### Task brief
Locate the word "związanymi" in the entries below, then gather every line that holds it.

### Supplied records

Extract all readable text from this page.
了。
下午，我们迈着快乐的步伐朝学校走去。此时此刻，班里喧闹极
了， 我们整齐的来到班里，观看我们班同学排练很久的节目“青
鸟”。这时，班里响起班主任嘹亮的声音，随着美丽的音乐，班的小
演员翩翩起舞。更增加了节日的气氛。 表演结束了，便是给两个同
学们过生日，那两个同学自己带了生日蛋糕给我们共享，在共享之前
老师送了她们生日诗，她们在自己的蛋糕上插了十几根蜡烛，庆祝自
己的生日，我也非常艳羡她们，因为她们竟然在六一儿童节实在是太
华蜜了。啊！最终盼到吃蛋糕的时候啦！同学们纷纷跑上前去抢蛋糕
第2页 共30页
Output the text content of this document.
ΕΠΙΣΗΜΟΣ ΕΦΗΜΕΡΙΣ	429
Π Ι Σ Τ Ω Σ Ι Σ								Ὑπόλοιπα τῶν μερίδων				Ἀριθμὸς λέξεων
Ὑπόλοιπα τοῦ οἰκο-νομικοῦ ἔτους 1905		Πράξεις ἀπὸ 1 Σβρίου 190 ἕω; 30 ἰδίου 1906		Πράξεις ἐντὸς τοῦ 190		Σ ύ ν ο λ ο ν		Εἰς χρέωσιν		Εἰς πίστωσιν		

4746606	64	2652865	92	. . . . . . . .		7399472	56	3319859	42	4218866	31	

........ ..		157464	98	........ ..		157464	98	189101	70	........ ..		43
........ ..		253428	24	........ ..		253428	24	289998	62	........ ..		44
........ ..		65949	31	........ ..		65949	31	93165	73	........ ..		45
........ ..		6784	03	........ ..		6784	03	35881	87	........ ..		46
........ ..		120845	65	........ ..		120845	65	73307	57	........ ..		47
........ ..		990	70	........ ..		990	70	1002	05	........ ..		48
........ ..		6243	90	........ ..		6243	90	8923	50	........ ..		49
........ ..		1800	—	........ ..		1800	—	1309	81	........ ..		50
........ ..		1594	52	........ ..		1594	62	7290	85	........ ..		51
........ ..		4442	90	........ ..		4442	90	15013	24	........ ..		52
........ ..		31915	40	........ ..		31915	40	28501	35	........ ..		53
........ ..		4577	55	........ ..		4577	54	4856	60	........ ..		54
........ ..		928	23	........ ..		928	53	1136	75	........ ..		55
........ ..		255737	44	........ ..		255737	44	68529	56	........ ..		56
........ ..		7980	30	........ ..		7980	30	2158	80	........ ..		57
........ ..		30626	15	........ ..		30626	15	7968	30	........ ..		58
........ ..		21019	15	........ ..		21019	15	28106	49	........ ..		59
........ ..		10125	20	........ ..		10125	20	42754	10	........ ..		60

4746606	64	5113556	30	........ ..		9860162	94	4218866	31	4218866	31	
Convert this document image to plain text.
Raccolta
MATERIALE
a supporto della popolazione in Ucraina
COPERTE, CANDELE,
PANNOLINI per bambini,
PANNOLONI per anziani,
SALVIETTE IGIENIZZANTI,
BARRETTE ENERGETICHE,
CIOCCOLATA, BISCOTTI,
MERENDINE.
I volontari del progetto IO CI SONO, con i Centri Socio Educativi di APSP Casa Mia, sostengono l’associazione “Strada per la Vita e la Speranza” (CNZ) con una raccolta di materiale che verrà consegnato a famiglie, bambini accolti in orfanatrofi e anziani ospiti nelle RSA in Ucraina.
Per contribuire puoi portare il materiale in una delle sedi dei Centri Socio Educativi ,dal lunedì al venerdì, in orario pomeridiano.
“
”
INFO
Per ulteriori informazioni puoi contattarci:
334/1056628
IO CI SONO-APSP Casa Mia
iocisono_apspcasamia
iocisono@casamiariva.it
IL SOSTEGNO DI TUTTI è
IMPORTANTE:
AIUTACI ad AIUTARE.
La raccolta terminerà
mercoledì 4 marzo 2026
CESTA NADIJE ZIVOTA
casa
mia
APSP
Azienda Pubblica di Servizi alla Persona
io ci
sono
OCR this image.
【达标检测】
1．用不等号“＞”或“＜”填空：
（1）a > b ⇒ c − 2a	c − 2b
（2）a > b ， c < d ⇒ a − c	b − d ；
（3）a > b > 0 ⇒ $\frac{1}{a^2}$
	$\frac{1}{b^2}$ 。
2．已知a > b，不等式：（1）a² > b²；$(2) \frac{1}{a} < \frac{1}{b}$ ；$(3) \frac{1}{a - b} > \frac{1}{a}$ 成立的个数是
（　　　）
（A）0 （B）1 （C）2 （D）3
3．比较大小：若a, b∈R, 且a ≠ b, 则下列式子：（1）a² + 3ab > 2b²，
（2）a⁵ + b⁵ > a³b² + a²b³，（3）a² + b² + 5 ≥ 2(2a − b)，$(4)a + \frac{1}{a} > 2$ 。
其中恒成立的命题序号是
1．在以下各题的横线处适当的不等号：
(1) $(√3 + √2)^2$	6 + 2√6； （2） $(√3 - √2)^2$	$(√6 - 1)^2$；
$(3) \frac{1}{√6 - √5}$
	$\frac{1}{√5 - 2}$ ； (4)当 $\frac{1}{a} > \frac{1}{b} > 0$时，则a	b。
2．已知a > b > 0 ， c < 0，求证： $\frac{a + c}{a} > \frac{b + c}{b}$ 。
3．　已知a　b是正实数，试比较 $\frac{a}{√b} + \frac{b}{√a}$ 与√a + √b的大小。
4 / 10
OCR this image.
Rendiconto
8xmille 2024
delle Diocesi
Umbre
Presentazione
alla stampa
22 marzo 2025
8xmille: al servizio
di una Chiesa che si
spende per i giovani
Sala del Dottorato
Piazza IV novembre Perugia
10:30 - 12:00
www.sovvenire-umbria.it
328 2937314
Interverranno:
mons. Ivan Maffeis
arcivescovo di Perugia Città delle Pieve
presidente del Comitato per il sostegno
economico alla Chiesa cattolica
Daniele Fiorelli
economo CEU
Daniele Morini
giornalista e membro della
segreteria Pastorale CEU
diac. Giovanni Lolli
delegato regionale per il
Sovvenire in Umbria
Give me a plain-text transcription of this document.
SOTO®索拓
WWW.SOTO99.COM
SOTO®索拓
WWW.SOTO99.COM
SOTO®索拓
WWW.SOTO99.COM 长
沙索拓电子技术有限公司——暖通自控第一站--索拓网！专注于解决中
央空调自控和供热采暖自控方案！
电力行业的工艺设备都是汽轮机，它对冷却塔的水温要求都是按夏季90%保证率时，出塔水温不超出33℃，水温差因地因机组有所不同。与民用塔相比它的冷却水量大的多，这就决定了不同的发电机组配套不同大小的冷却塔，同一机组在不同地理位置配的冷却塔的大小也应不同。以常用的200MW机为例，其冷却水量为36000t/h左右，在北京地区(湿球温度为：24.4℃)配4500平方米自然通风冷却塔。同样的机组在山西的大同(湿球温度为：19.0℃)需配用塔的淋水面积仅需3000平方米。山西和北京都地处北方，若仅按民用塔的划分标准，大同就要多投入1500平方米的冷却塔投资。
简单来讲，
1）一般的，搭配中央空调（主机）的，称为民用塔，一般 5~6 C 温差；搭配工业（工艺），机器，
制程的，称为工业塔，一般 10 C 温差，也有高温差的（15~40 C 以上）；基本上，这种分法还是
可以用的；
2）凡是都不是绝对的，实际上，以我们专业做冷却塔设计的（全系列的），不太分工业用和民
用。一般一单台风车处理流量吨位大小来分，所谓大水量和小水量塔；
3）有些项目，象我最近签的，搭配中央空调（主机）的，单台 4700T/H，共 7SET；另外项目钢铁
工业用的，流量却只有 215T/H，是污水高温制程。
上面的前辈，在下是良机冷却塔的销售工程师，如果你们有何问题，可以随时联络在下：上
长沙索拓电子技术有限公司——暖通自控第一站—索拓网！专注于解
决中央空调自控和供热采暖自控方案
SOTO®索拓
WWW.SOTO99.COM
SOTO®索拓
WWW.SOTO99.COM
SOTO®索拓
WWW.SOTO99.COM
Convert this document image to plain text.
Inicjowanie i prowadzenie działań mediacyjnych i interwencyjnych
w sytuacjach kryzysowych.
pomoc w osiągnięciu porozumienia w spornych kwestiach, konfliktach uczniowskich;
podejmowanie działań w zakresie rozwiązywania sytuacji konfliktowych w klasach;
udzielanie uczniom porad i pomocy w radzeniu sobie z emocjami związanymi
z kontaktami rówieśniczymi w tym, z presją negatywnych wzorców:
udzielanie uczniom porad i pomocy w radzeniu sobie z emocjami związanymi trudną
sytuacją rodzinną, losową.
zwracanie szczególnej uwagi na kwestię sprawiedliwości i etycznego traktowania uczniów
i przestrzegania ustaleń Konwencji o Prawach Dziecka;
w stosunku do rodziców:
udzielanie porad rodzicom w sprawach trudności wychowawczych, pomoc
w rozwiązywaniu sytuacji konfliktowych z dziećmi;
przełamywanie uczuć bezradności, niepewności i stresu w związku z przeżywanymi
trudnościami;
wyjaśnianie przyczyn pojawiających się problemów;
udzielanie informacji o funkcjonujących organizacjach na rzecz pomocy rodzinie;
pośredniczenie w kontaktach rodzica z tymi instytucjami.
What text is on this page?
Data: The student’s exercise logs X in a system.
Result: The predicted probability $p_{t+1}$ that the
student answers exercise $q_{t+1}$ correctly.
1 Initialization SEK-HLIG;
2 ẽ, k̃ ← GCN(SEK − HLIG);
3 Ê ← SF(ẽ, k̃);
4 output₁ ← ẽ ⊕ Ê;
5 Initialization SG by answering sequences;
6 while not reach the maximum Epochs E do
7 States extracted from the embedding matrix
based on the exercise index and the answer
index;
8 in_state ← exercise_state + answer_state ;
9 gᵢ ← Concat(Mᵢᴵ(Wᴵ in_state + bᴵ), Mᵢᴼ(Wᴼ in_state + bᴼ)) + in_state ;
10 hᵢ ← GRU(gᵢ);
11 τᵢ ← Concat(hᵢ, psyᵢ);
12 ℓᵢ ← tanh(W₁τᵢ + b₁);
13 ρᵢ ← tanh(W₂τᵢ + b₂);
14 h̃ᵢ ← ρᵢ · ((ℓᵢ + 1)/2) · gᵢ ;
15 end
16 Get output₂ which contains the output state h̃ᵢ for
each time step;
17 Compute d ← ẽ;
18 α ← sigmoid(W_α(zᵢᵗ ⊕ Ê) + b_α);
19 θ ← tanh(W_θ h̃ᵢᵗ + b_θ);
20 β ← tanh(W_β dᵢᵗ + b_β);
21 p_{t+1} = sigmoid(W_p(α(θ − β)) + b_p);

### Problem solution
udzielanie uczniom porad i pomocy w radzeniu sobie z emocjami związanymi
udzielanie uczniom porad i pomocy w radzeniu sobie z emocjami związanymi trudną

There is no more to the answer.